▶ [Objective] Locate the lines that hold the string "routing". Copy every such line.

* start Supplied material *

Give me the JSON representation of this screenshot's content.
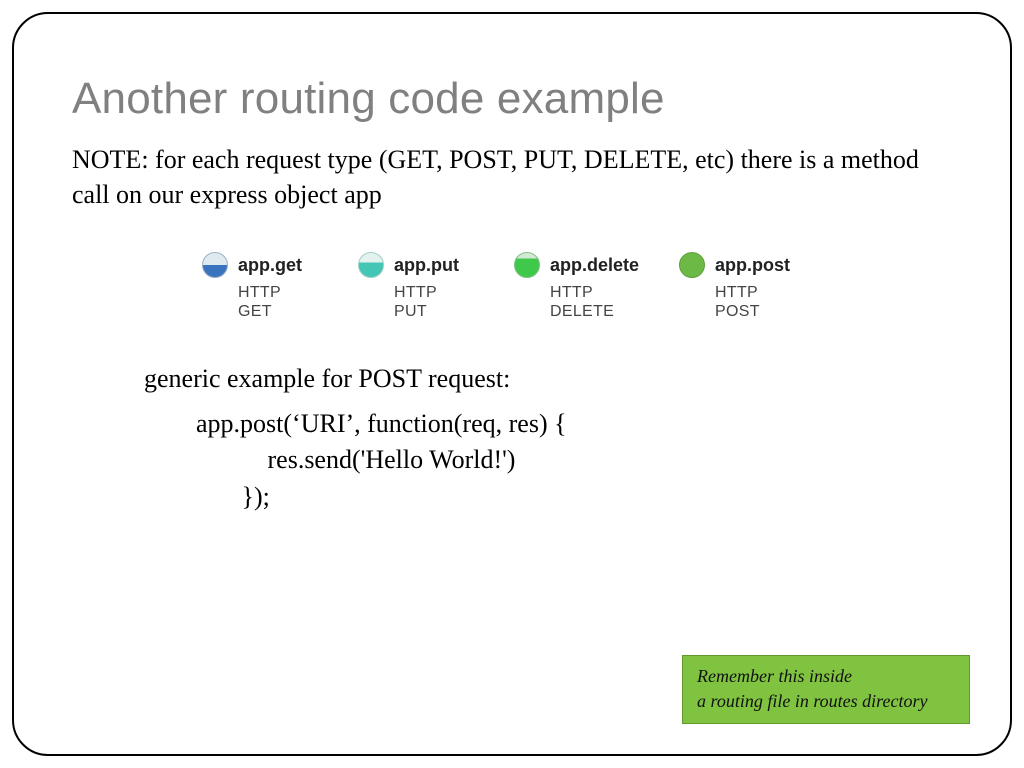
{
  "title": "Another routing code example",
  "note": "NOTE: for each request type (GET, POST, PUT, DELETE, etc) there is a method call on our express object app",
  "methods": [
    {
      "name": "app.get",
      "http": "HTTP GET"
    },
    {
      "name": "app.put",
      "http": "HTTP PUT"
    },
    {
      "name": "app.delete",
      "http": "HTTP DELETE"
    },
    {
      "name": "app.post",
      "http": "HTTP POST"
    }
  ],
  "example": {
    "intro": "generic example for POST request:",
    "line1": "app.post(‘URI’, function(req, res) {",
    "line2": "           res.send('Hello World!')",
    "line3": "       });"
  },
  "callout": {
    "line1": "Remember this inside",
    "line2": "a routing file in routes directory"
  }
}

* end Supplied material *

▶ [Exercise result]
  "title": "Another routing code example",
    "line2": "a routing file in routes directory"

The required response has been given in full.